WHAT TO DO:
Write out the data below in full. Keep it exact.

SUPPLIED RECORDS:
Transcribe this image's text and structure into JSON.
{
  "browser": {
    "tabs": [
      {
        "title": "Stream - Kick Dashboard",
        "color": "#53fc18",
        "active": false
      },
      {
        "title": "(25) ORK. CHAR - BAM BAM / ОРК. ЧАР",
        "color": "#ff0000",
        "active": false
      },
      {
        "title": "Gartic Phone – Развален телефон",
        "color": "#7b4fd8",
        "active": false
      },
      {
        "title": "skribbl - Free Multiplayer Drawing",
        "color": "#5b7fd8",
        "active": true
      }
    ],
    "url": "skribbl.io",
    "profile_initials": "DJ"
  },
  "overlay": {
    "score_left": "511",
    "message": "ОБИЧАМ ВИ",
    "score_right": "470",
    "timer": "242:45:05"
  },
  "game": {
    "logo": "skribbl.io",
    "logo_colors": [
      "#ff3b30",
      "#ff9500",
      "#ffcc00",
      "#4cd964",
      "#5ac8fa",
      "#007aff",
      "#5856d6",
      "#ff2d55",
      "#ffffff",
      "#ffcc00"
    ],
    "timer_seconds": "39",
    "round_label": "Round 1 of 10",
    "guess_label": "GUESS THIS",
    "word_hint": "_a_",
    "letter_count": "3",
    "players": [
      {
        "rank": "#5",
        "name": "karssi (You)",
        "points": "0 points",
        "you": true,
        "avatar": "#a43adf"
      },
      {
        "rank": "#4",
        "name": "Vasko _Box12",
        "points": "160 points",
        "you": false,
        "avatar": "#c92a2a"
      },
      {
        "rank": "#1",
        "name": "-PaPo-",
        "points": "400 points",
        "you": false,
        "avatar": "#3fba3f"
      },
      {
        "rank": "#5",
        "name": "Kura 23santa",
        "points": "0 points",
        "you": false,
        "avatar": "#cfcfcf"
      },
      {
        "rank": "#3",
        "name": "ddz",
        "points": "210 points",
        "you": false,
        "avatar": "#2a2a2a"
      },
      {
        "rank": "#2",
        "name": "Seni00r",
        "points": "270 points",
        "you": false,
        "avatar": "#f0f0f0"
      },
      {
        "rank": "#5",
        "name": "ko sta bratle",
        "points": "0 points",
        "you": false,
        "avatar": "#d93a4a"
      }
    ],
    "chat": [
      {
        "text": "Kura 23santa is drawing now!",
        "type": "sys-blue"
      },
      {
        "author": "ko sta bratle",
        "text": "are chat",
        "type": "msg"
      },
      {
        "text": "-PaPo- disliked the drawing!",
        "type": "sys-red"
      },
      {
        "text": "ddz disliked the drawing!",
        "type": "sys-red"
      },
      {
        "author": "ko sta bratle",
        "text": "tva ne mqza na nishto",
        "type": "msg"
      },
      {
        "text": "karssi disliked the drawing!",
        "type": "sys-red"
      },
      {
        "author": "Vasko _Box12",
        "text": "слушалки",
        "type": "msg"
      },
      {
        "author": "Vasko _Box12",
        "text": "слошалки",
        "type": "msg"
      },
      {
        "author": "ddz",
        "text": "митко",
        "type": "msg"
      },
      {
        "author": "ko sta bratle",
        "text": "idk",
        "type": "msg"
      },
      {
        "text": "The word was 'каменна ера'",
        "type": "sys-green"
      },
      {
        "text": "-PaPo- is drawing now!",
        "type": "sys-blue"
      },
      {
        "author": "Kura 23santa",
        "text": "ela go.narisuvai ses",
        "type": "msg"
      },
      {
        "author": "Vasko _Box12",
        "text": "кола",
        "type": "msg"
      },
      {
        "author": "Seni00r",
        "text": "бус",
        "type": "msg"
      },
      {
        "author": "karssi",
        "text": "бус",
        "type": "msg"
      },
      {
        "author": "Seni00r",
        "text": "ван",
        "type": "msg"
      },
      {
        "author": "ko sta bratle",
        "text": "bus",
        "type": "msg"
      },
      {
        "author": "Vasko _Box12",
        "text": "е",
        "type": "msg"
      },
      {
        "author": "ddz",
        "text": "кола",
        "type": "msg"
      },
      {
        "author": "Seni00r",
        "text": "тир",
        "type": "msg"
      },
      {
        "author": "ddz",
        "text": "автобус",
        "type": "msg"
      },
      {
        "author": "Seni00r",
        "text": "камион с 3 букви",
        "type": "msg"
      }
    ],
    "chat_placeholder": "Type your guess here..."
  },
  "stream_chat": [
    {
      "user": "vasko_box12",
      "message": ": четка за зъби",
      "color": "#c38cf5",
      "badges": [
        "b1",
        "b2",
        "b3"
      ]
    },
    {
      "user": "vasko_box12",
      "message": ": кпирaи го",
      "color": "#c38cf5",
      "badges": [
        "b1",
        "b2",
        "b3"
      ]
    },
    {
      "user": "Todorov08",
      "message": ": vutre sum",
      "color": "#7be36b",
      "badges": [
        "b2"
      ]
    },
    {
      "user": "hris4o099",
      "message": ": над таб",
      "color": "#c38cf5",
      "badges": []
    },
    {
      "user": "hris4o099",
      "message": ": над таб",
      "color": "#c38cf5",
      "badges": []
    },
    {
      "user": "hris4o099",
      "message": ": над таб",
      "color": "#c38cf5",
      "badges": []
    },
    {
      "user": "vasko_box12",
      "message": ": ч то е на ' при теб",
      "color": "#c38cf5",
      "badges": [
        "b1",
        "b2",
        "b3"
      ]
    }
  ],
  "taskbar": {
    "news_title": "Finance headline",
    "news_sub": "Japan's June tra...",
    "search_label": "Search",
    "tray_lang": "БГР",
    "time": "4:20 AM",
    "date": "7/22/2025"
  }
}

TASK OUTPUT:
Transcribe this image's text and structure into JSON.
{
  "browser": {
    "tabs": [
      {
        "title": "Stream - Kick Dashboard",
        "color": "#53fc18",
        "active": false
      },
      {
        "title": "(25) ORK. CHAR - BAM BAM / ОРК. ЧАР",
        "color": "#ff0000",
        "active": false
      },
      {
        "title": "Gartic Phone – Развален телефон",
        "color": "#7b4fd8",
        "active": false
      },
      {
        "title": "skribbl - Free Multiplayer Drawing",
        "color": "#5b7fd8",
        "active": true
      }
    ],
    "url": "skribbl.io",
    "profile_initials": "DJ"
  },
  "overlay": {
    "score_left": "511",
    "message": "ОБИЧАМ ВИ",
    "score_right": "470",
    "timer": "242:45:05"
  },
  "game": {
    "logo": "skribbl.io",
    "logo_colors": [
      "#ff3b30",
      "#ff9500",
      "#ffcc00",
      "#4cd964",
      "#5ac8fa",
      "#007aff",
      "#5856d6",
      "#ff2d55",
      "#ffffff",
      "#ffcc00"
    ],
    "timer_seconds": "39",
    "round_label": "Round 1 of 10",
    "guess_label": "GUESS THIS",
    "word_hint": "_a_",
    "letter_count": "3",
    "players": [
      {
        "rank": "#5",
        "name": "karssi (You)",
        "points": "0 points",
        "you": true,
        "avatar": "#a43adf"
      },
      {
        "rank": "#4",
        "name": "Vasko _Box12",
        "points": "160 points",
        "you": false,
        "avatar": "#c92a2a"
      },
      {
        "rank": "#1",
        "name": "-PaPo-",
        "points": "400 points",
        "you": false,
        "avatar": "#3fba3f"
      },
      {
        "rank": "#5",
        "name": "Kura 23santa",
        "points": "0 points",
        "you": false,
        "avatar": "#cfcfcf"
      },
      {
        "rank": "#3",
        "name": "ddz",
        "points": "210 points",
        "you": false,
        "avatar": "#2a2a2a"
      },
      {
        "rank": "#2",
        "name": "Seni00r",
        "points": "270 points",
        "you": false,
        "avatar": "#f0f0f0"
      },
      {
        "rank": "#5",
        "name": "ko sta bratle",
        "points": "0 points",
        "you": false,
        "avatar": "#d93a4a"
      }
    ],
    "chat": [
      {
        "text": "Kura 23santa is drawing now!",
        "type": "sys-blue"
      },
      {
        "author": "ko sta bratle",
        "text": "are chat",
        "type": "msg"
      },
      {
        "text": "-PaPo- disliked the drawing!",
        "type": "sys-red"
      },
      {
        "text": "ddz disliked the drawing!",
        "type": "sys-red"
      },
      {
        "author": "ko sta bratle",
        "text": "tva ne mqza na nishto",
        "type": "msg"
      },
      {
        "text": "karssi disliked the drawing!",
        "type": "sys-red"
      },
      {
        "author": "Vasko _Box12",
        "text": "слушалки",
        "type": "msg"
      },
      {
        "author": "Vasko _Box12",
        "text": "слошалки",
        "type": "msg"
      },
      {
        "author": "ddz",
        "text": "митко",
        "type": "msg"
      },
      {
        "author": "ko sta bratle",
        "text": "idk",
        "type": "msg"
      },
      {
        "text": "The word was 'каменна ера'",
        "type": "sys-green"
      },
      {
        "text": "-PaPo- is drawing now!",
        "type": "sys-blue"
      },
      {
        "author": "Kura 23santa",
        "text": "ela go.narisuvai ses",
        "type": "msg"
      },
      {
        "author": "Vasko _Box12",
        "text": "кола",
        "type": "msg"
      },
      {
        "author": "Seni00r",
        "text": "бус",
        "type": "msg"
      },
      {
        "author": "karssi",
        "text": "бус",
        "type": "msg"
      },
      {
        "author": "Seni00r",
        "text": "ван",
        "type": "msg"
      },
      {
        "author": "ko sta bratle",
        "text": "bus",
        "type": "msg"
      },
      {
        "author": "Vasko _Box12",
        "text": "е",
        "type": "msg"
      },
      {
        "author": "ddz",
        "text": "кола",
        "type": "msg"
      },
      {
        "author": "Seni00r",
        "text": "тир",
        "type": "msg"
      },
      {
        "author": "ddz",
        "text": "автобус",
        "type": "msg"
      },
      {
        "author": "Seni00r",
        "text": "камион с 3 букви",
        "type": "msg"
      }
    ],
    "chat_placeholder": "Type your guess here..."
  },
  "stream_chat": [
    {
      "user": "vasko_box12",
      "message": ": четка за зъби",
      "color": "#c38cf5",
      "badges": [
        "b1",
        "b2",
        "b3"
      ]
    },
    {
      "user": "vasko_box12",
      "message": ": кпирaи го",
      "color": "#c38cf5",
      "badges": [
        "b1",
        "b2",
        "b3"
      ]
    },
    {
      "user": "Todorov08",
      "message": ": vutre sum",
      "color": "#7be36b",
      "badges": [
        "b2"
      ]
    },
    {
      "user": "hris4o099",
      "message": ": над таб",
      "color": "#c38cf5",
      "badges": []
    },
    {
      "user": "hris4o099",
      "message": ": над таб",
      "color": "#c38cf5",
      "badges": []
    },
    {
      "user": "hris4o099",
      "message": ": над таб",
      "color": "#c38cf5",
      "badges": []
    },
    {
      "user": "vasko_box12",
      "message": ": ч то е на ' при теб",
      "color": "#c38cf5",
      "badges": [
        "b1",
        "b2",
        "b3"
      ]
    }
  ],
  "taskbar": {
    "news_title": "Finance headline",
    "news_sub": "Japan's June tra...",
    "search_label": "Search",
    "tray_lang": "БГР",
    "time": "4:20 AM",
    "date": "7/22/2025"
  }
}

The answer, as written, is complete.